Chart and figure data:
┌──

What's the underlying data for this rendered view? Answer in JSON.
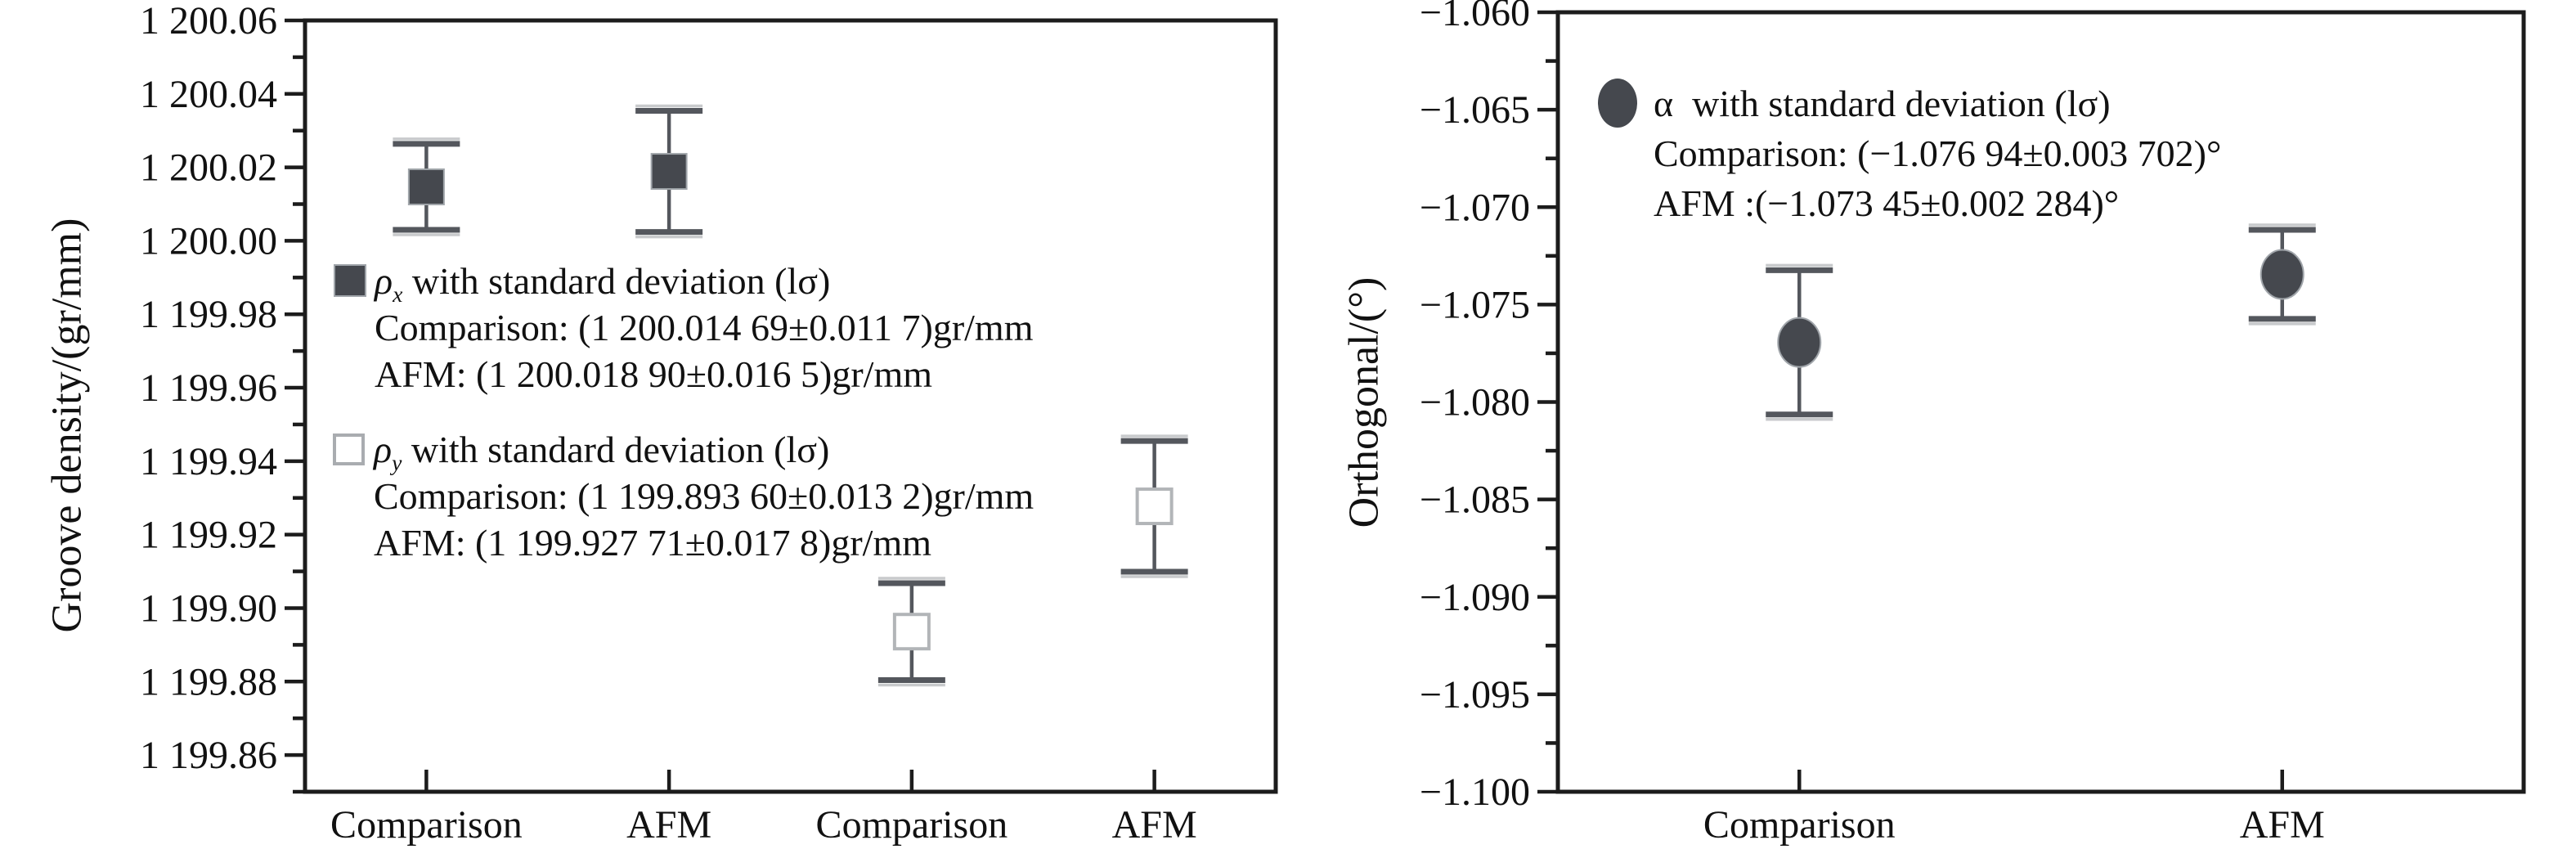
{
  "colors": {
    "marker_fill": "#45484e",
    "marker_light_edge": "#a0a5aa",
    "open_marker_border": "#b2b5b8",
    "error_bar": "#54575d",
    "error_bar_halo": "#c8cacc",
    "axis": "#1c1c1c",
    "text": "#111111",
    "background": "#ffffff"
  },
  "chart_data": [
    {
      "type": "scatter",
      "title": "",
      "xlabel": "",
      "ylabel": "Groove density/(gr/mm)",
      "ylim": [
        1199.85,
        1200.06
      ],
      "grid": false,
      "legend_position": "inside-middle-left",
      "yticks": [
        {
          "value": 1200.06,
          "label": "1 200.06"
        },
        {
          "value": 1200.04,
          "label": "1 200.04"
        },
        {
          "value": 1200.02,
          "label": "1 200.02"
        },
        {
          "value": 1200.0,
          "label": "1 200.00"
        },
        {
          "value": 1199.98,
          "label": "1 199.98"
        },
        {
          "value": 1199.96,
          "label": "1 199.96"
        },
        {
          "value": 1199.94,
          "label": "1 199.94"
        },
        {
          "value": 1199.92,
          "label": "1 199.92"
        },
        {
          "value": 1199.9,
          "label": "1 199.90"
        },
        {
          "value": 1199.88,
          "label": "1 199.88"
        },
        {
          "value": 1199.86,
          "label": "1 199.86"
        }
      ],
      "categories": [
        "Comparison",
        "AFM",
        "Comparison",
        "AFM"
      ],
      "series": [
        {
          "name": "rho_x",
          "marker": "filled-square",
          "points": [
            {
              "category_index": 0,
              "y": 1200.01469,
              "sd": 0.0117
            },
            {
              "category_index": 1,
              "y": 1200.0189,
              "sd": 0.0165
            }
          ]
        },
        {
          "name": "rho_y",
          "marker": "open-square",
          "points": [
            {
              "category_index": 2,
              "y": 1199.8936,
              "sd": 0.0132
            },
            {
              "category_index": 3,
              "y": 1199.92771,
              "sd": 0.0178
            }
          ]
        }
      ],
      "legend": [
        {
          "marker": "filled-square",
          "symbol": "ρ",
          "sub": "x",
          "rest": " with standard deviation (lσ)",
          "line2": "Comparison: (1 200.014 69±0.011 7)gr/mm",
          "line3": "AFM: (1 200.018 90±0.016 5)gr/mm"
        },
        {
          "marker": "open-square",
          "symbol": "ρ",
          "sub": "y",
          "rest": " with standard deviation (lσ)",
          "line2": "Comparison: (1 199.893 60±0.013 2)gr/mm",
          "line3": "AFM: (1 199.927 71±0.017 8)gr/mm"
        }
      ]
    },
    {
      "type": "scatter",
      "title": "",
      "xlabel": "",
      "ylabel": "Orthogonal/(°)",
      "ylim": [
        -1.1,
        -1.06
      ],
      "grid": false,
      "legend_position": "inside-top-left",
      "yticks": [
        {
          "value": -1.06,
          "label": "−1.060"
        },
        {
          "value": -1.065,
          "label": "−1.065"
        },
        {
          "value": -1.07,
          "label": "−1.070"
        },
        {
          "value": -1.075,
          "label": "−1.075"
        },
        {
          "value": -1.08,
          "label": "−1.080"
        },
        {
          "value": -1.085,
          "label": "−1.085"
        },
        {
          "value": -1.09,
          "label": "−1.090"
        },
        {
          "value": -1.095,
          "label": "−1.095"
        },
        {
          "value": -1.1,
          "label": "−1.100"
        }
      ],
      "categories": [
        "Comparison",
        "AFM"
      ],
      "series": [
        {
          "name": "alpha",
          "marker": "filled-circle",
          "points": [
            {
              "category_index": 0,
              "y": -1.07694,
              "sd": 0.003702
            },
            {
              "category_index": 1,
              "y": -1.07345,
              "sd": 0.002284
            }
          ]
        }
      ],
      "legend": [
        {
          "marker": "filled-circle",
          "symbol": "α",
          "sub": "",
          "rest": "  with standard deviation (lσ)",
          "line2": "Comparison: (−1.076 94±0.003 702)°",
          "line3": "AFM :(−1.073 45±0.002 284)°"
        }
      ]
    }
  ]
}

└──

Search the data for "ylabel" and list every line in which it occurs.

      "ylabel": "Groove density/(gr/mm)",
      "ylabel": "Orthogonal/(°)",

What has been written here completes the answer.